▶ **Task description**
Repeat all of the records below word for word, in the same order and with nothing changed.

▶ **Stored entries**
──────────────────────────────

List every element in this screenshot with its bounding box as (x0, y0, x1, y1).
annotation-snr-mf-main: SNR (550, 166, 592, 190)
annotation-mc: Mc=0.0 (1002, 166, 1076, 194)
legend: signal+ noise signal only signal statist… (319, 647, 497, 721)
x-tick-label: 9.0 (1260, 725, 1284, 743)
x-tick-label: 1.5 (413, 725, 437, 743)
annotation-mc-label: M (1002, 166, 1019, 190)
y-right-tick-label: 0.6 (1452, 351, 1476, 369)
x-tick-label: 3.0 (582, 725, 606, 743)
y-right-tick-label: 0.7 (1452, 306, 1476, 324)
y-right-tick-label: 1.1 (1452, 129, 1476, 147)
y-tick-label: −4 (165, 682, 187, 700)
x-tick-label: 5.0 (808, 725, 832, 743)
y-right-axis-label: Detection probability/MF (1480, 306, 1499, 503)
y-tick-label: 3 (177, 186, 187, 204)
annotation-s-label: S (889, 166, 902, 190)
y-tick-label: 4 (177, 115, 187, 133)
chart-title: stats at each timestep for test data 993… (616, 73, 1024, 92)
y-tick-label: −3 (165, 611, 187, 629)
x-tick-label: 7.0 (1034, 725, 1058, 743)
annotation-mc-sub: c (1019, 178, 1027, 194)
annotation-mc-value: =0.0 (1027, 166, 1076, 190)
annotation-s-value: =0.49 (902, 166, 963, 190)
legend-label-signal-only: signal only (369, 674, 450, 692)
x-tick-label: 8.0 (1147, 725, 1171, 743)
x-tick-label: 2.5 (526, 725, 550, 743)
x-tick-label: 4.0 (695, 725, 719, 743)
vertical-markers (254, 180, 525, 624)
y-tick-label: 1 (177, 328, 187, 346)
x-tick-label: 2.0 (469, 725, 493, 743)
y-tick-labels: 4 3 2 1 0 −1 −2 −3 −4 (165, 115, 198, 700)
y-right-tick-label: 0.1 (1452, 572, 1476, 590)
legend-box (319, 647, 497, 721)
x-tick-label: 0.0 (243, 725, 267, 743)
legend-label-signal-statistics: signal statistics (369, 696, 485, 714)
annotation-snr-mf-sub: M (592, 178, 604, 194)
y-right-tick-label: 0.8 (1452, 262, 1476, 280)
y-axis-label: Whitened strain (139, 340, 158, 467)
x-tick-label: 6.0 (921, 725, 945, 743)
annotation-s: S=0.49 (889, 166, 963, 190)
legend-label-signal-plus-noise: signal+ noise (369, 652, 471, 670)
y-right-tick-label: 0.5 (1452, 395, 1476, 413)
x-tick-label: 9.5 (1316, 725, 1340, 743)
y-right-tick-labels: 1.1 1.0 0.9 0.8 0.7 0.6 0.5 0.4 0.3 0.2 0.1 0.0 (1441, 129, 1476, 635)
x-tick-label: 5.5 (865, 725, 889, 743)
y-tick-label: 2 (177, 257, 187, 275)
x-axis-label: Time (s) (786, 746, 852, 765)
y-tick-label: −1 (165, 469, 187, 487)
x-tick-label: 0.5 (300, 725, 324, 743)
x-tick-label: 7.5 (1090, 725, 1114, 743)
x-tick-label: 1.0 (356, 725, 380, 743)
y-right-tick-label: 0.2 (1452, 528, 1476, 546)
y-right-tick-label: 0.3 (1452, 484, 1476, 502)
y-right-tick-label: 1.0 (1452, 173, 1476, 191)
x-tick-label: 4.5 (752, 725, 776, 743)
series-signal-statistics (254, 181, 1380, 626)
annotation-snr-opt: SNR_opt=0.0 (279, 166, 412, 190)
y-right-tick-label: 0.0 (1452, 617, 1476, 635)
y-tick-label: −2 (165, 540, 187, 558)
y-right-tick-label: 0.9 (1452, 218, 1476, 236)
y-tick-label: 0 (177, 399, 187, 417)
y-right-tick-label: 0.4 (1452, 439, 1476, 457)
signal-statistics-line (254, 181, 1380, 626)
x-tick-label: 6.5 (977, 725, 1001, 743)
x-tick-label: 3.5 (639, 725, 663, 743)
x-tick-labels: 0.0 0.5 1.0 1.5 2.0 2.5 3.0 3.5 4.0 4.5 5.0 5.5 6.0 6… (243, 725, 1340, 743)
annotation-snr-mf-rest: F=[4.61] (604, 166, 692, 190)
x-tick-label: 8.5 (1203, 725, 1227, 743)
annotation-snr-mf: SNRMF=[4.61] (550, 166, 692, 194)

──────────────────────────────

▶ **Written answer**
List every element in this screenshot with its bounding box as (x0, y0, x1, y1).
annotation-snr-mf-main: SNR (550, 166, 592, 190)
annotation-mc: Mc=0.0 (1002, 166, 1076, 194)
legend: signal+ noise signal only signal statist… (319, 647, 497, 721)
x-tick-label: 9.0 (1260, 725, 1284, 743)
x-tick-label: 1.5 (413, 725, 437, 743)
annotation-mc-label: M (1002, 166, 1019, 190)
y-right-tick-label: 0.6 (1452, 351, 1476, 369)
x-tick-label: 3.0 (582, 725, 606, 743)
y-right-tick-label: 0.7 (1452, 306, 1476, 324)
y-right-tick-label: 1.1 (1452, 129, 1476, 147)
y-tick-label: −4 (165, 682, 187, 700)
x-tick-label: 5.0 (808, 725, 832, 743)
y-right-axis-label: Detection probability/MF (1480, 306, 1499, 503)
y-tick-label: 3 (177, 186, 187, 204)
annotation-s-label: S (889, 166, 902, 190)
y-tick-label: 4 (177, 115, 187, 133)
chart-title: stats at each timestep for test data 993… (616, 73, 1024, 92)
y-tick-label: −3 (165, 611, 187, 629)
x-tick-label: 7.0 (1034, 725, 1058, 743)
annotation-mc-sub: c (1019, 178, 1027, 194)
annotation-mc-value: =0.0 (1027, 166, 1076, 190)
annotation-s-value: =0.49 (902, 166, 963, 190)
legend-label-signal-only: signal only (369, 674, 450, 692)
x-tick-label: 8.0 (1147, 725, 1171, 743)
x-tick-label: 2.5 (526, 725, 550, 743)
x-tick-label: 4.0 (695, 725, 719, 743)
vertical-markers (254, 180, 525, 624)
y-tick-label: 1 (177, 328, 187, 346)
x-tick-label: 2.0 (469, 725, 493, 743)
y-tick-labels: 4 3 2 1 0 −1 −2 −3 −4 (165, 115, 198, 700)
y-right-tick-label: 0.1 (1452, 572, 1476, 590)
legend-box (319, 647, 497, 721)
x-tick-label: 0.0 (243, 725, 267, 743)
legend-label-signal-statistics: signal statistics (369, 696, 485, 714)
annotation-snr-mf-sub: M (592, 178, 604, 194)
y-right-tick-label: 0.8 (1452, 262, 1476, 280)
y-axis-label: Whitened strain (139, 340, 158, 467)
x-tick-label: 6.0 (921, 725, 945, 743)
annotation-s: S=0.49 (889, 166, 963, 190)
legend-label-signal-plus-noise: signal+ noise (369, 652, 471, 670)
y-right-tick-label: 0.5 (1452, 395, 1476, 413)
x-tick-label: 9.5 (1316, 725, 1340, 743)
y-right-tick-labels: 1.1 1.0 0.9 0.8 0.7 0.6 0.5 0.4 0.3 0.2 0.1 0.0 (1441, 129, 1476, 635)
x-tick-label: 5.5 (865, 725, 889, 743)
y-tick-label: 2 (177, 257, 187, 275)
x-axis-label: Time (s) (786, 746, 852, 765)
y-tick-label: −1 (165, 469, 187, 487)
x-tick-label: 0.5 (300, 725, 324, 743)
x-tick-label: 7.5 (1090, 725, 1114, 743)
x-tick-label: 1.0 (356, 725, 380, 743)
y-right-tick-label: 0.2 (1452, 528, 1476, 546)
y-right-tick-label: 0.3 (1452, 484, 1476, 502)
y-right-tick-label: 1.0 (1452, 173, 1476, 191)
x-tick-label: 4.5 (752, 725, 776, 743)
series-signal-statistics (254, 181, 1380, 626)
annotation-snr-opt: SNR_opt=0.0 (279, 166, 412, 190)
y-right-tick-label: 0.0 (1452, 617, 1476, 635)
y-tick-label: −2 (165, 540, 187, 558)
y-right-tick-label: 0.9 (1452, 218, 1476, 236)
y-tick-label: 0 (177, 399, 187, 417)
y-right-tick-label: 0.4 (1452, 439, 1476, 457)
signal-statistics-line (254, 181, 1380, 626)
x-tick-label: 6.5 (977, 725, 1001, 743)
x-tick-label: 3.5 (639, 725, 663, 743)
x-tick-labels: 0.0 0.5 1.0 1.5 2.0 2.5 3.0 3.5 4.0 4.5 5.0 5.5 6.0 6… (243, 725, 1340, 743)
annotation-snr-mf-rest: F=[4.61] (604, 166, 692, 190)
x-tick-label: 8.5 (1203, 725, 1227, 743)
annotation-snr-mf: SNRMF=[4.61] (550, 166, 692, 194)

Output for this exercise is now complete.